-- Given problem --
Find the lines below that contain the string "content". Copy each one.

-- Extracts from a graphics dataset --
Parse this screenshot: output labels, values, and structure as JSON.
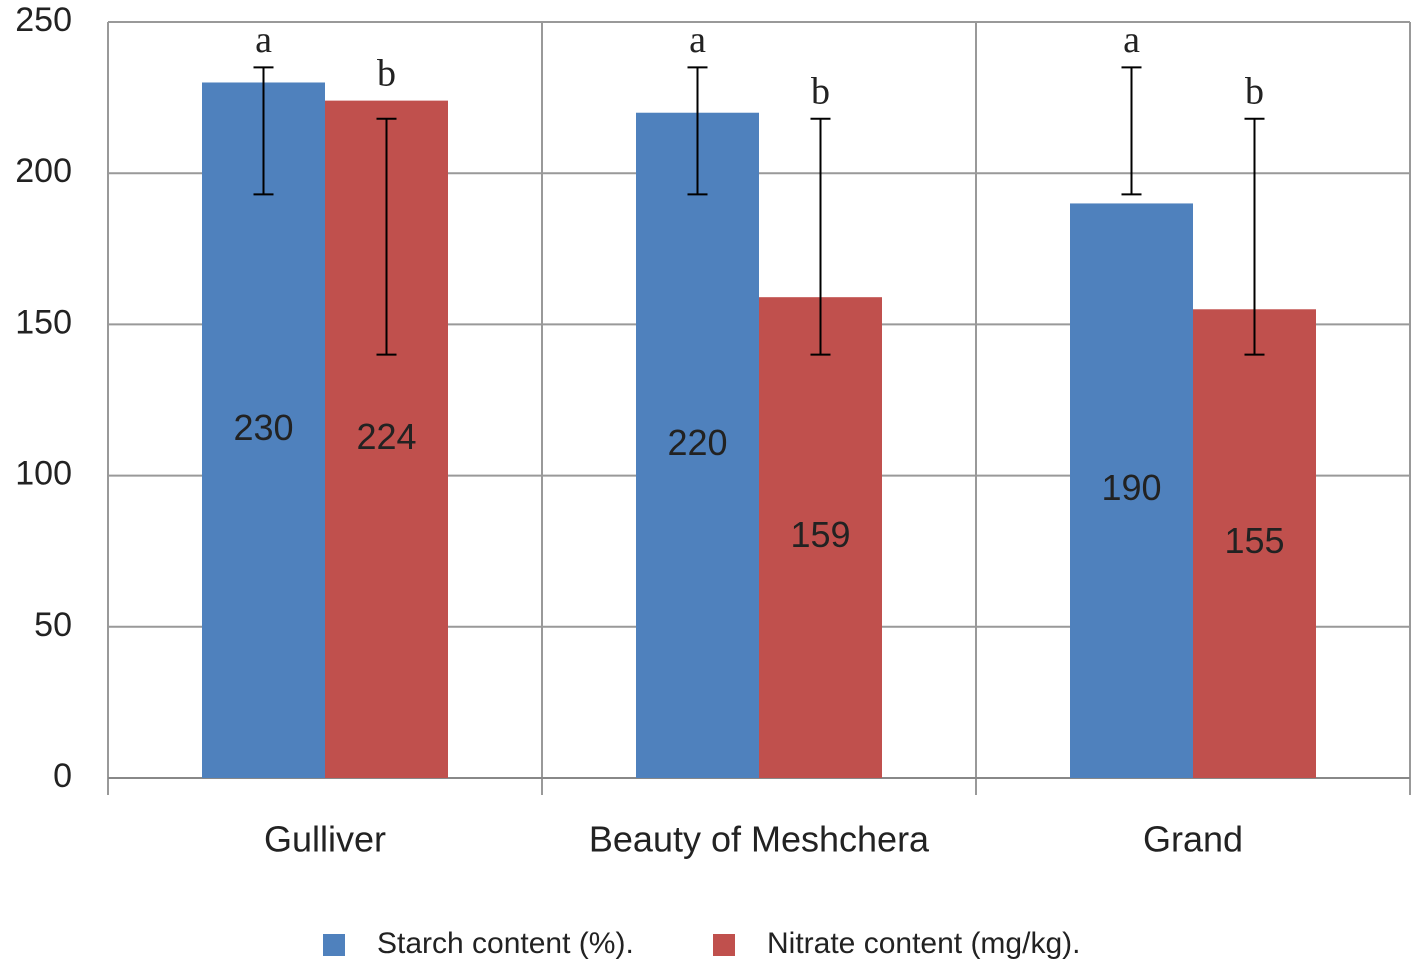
{
  "chart_data": {
    "type": "bar",
    "categories": [
      "Gulliver",
      "Beauty of Meshchera",
      "Grand"
    ],
    "series": [
      {
        "name": "Starch content (%).",
        "color": "#4f81bd",
        "values": [
          230,
          220,
          190
        ],
        "error_low": [
          193,
          193,
          193
        ],
        "error_high": [
          235,
          235,
          235
        ],
        "significance": [
          "a",
          "a",
          "a"
        ]
      },
      {
        "name": "Nitrate content (mg/kg).",
        "color": "#c0504d",
        "values": [
          224,
          159,
          155
        ],
        "error_low": [
          140,
          140,
          140
        ],
        "error_high": [
          218,
          218,
          218
        ],
        "significance": [
          "b",
          "b",
          "b"
        ]
      }
    ],
    "ylim": [
      0,
      250
    ],
    "yticks": [
      0,
      50,
      100,
      150,
      200,
      250
    ],
    "grid": true,
    "legend": "bottom",
    "value_labels_inside": true
  }
}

-- Task output --
        "name": "Starch content (%).",
        "name": "Nitrate content (mg/kg).",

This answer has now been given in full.